··· ITEMS

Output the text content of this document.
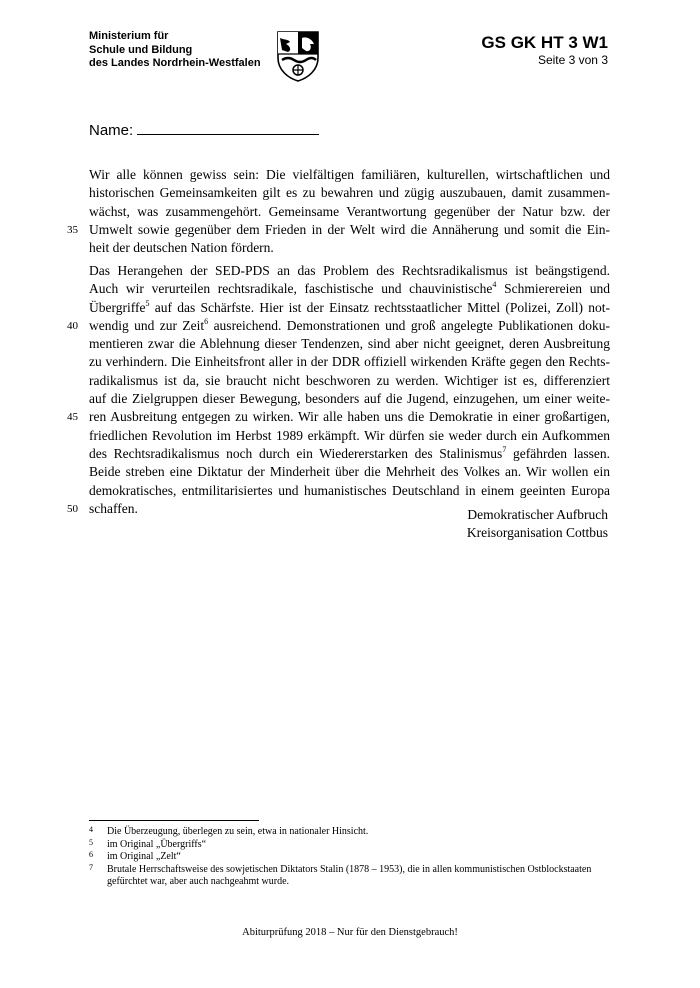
Ministerium für
Schule und Bildung
des Landes Nordrhein-Westfalen
GS GK HT 3 W1
Seite 3 von 3
Name:
Wir alle können gewiss sein: Die vielfältigen familiären, kulturellen, wirtschaftlichen und
historischen Gemeinsamkeiten gilt es zu bewahren und zügig auszubauen, damit zusammen-
wächst, was zusammengehört. Gemeinsame Verantwortung gegenüber der Natur bzw. der
35 Umwelt sowie gegenüber dem Frieden in der Welt wird die Annäherung und somit die Ein-
heit der deutschen Nation fördern.
Das Herangehen der SED-PDS an das Problem des Rechtsradikalismus ist beängstigend.
Auch wir verurteilen rechtsradikale, faschistische und chauvinistische$^4$ Schmierereien und
Übergriffe$^5$ auf das Schärfste. Hier ist der Einsatz rechtsstaatlicher Mittel (Polizei, Zoll) not-
40 wendig und zur Zeit$^6$ ausreichend. Demonstrationen und groß angelegte Publikationen doku-
mentieren zwar die Ablehnung dieser Tendenzen, sind aber nicht geeignet, deren Ausbreitung
zu verhindern. Die Einheitsfront aller in der DDR offiziell wirkenden Kräfte gegen den Rechts-
radikalismus ist da, sie braucht nicht beschworen zu werden. Wichtiger ist es, differenziert
auf die Zielgruppen dieser Bewegung, besonders auf die Jugend, einzugehen, um einer weite-
45 ren Ausbreitung entgegen zu wirken. Wir alle haben uns die Demokratie in einer großartigen,
friedlichen Revolution im Herbst 1989 erkämpft. Wir dürfen sie weder durch ein Aufkommen
des Rechtsradikalismus noch durch ein Wiedererstarken des Stalinismus$^7$ gefährden lassen.
Beide streben eine Diktatur der Minderheit über die Mehrheit des Volkes an. Wir wollen ein
demokratisches, entmilitarisiertes und humanistisches Deutschland in einem geeinten Europa
50 schaffen.	Demokratischer Aufbruch
Kreisorganisation Cottbus
4 Die Überzeugung, überlegen zu sein, etwa in nationaler Hinsicht.
5 im Original „Übergriffs“
6 im Original „Zelt“
7 Brutale Herrschaftsweise des sowjetischen Diktators Stalin (1878 – 1953), die in allen kommunistischen Ostblockstaaten gefürchtet war, aber auch nachgeahmt wurde.
Abiturprüfung 2018 – Nur für den Dienstgebrauch!
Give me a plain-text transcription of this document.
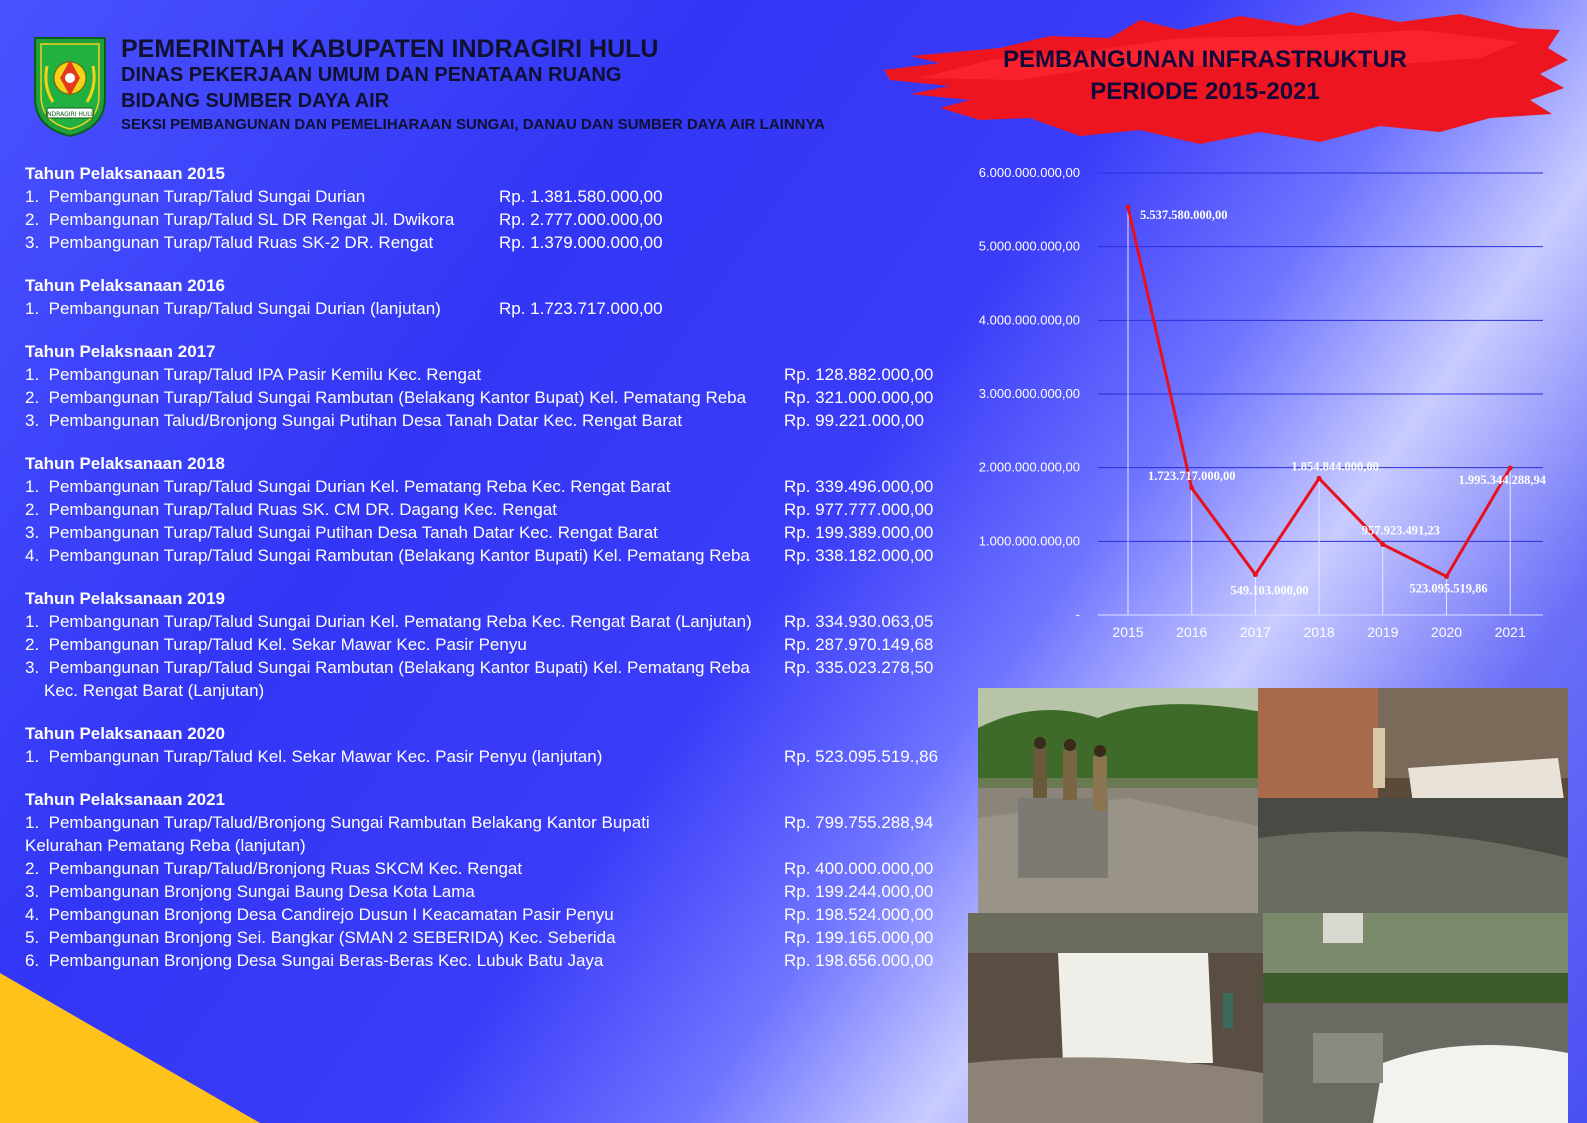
INDRAGIRI HULU

PEMERINTAH KABUPATEN INDRAGIRI HULU

DINAS PEKERJAAN UMUM DAN PENATAAN RUANG

BIDANG SUMBER DAYA AIR

SEKSI PEMBANGUNAN DAN PEMELIHARAAN SUNGAI, DANAU DAN SUMBER DAYA AIR LAINNYA

PEMBANGUNAN INFRASTRUKTUR
PERIODE 2015-2021
Tahun Pelaksanaan 2015
1.  Pembangunan Turap/Talud Sungai Durian	Rp. 1.381.580.000,00
2.  Pembangunan Turap/Talud SL DR Rengat Jl. Dwikora	Rp. 2.777.000.000,00
3.  Pembangunan Turap/Talud Ruas SK-2 DR. Rengat	Rp. 1.379.000.000,00
Tahun Pelaksanaan 2016
1.  Pembangunan Turap/Talud Sungai Durian (lanjutan)	Rp. 1.723.717.000,00
Tahun Pelaksnaan 2017
1.  Pembangunan Turap/Talud IPA Pasir Kemilu Kec. Rengat	Rp. 128.882.000,00
2.  Pembangunan Turap/Talud Sungai Rambutan (Belakang Kantor Bupat) Kel. Pematang Reba	Rp. 321.000.000,00
3.  Pembangunan Talud/Bronjong Sungai Putihan Desa Tanah Datar Kec. Rengat Barat	Rp. 99.221.000,00
Tahun Pelaksanaan 2018
1.  Pembangunan Turap/Talud Sungai Durian Kel. Pematang Reba Kec. Rengat Barat	Rp. 339.496.000,00
2.  Pembangunan Turap/Talud Ruas SK. CM DR. Dagang Kec. Rengat	Rp. 977.777.000,00
3.  Pembangunan Turap/Talud Sungai Putihan Desa Tanah Datar Kec. Rengat Barat	Rp. 199.389.000,00
4.  Pembangunan Turap/Talud Sungai Rambutan (Belakang Kantor Bupati) Kel. Pematang Reba	Rp. 338.182.000,00
Tahun Pelaksanaan 2019
1.  Pembangunan Turap/Talud Sungai Durian Kel. Pematang Reba Kec. Rengat Barat (Lanjutan)	Rp. 334.930.063,05
2.  Pembangunan Turap/Talud Kel. Sekar Mawar Kec. Pasir Penyu	Rp. 287.970.149,68
3.  Pembangunan Turap/Talud Sungai Rambutan (Belakang Kantor Bupati) Kel. Pematang Reba	Rp. 335.023.278,50
Kec. Rengat Barat (Lanjutan)
Tahun Pelaksanaan 2020
1.  Pembangunan Turap/Talud Kel. Sekar Mawar Kec. Pasir Penyu (lanjutan)	Rp. 523.095.519.,86
Tahun Pelaksanaan 2021
1.  Pembangunan Turap/Talud/Bronjong Sungai Rambutan Belakang Kantor Bupati	Rp. 799.755.288,94
Kelurahan Pematang Reba (lanjutan)
2.  Pembangunan Turap/Talud/Bronjong Ruas SKCM Kec. Rengat	Rp. 400.000.000,00
3.  Pembangunan Bronjong Sungai Baung Desa Kota Lama	Rp. 199.244.000,00
4.  Pembangunan Bronjong Desa Candirejo Dusun I Keacamatan Pasir Penyu	Rp. 198.524.000,00
5.  Pembangunan Bronjong Sei. Bangkar (SMAN 2 SEBERIDA) Kec. Seberida	Rp. 199.165.000,00
6.  Pembangunan Bronjong Desa Sungai Beras-Beras Kec. Lubuk Batu Jaya	Rp. 198.656.000,00
-
1.000.000.000,00
2.000.000.000,00
3.000.000.000,00
4.000.000.000,00
5.000.000.000,00
6.000.000.000,00
2015 2016 2017 2018 2019 2020 2021
5.537.580.000,00
1.723.717.000,00
549.103.000,00
1.854.844.000,00
957.923.491,23
523.095.519,86
1.995.344.288,94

······

THE PROBLEM: Pick each line holding the word "document" out of the data and copy it.

ANSWER FOR THIS EXERCISE:
Output the text content of this document.
Give me a plain-text transcription of this document.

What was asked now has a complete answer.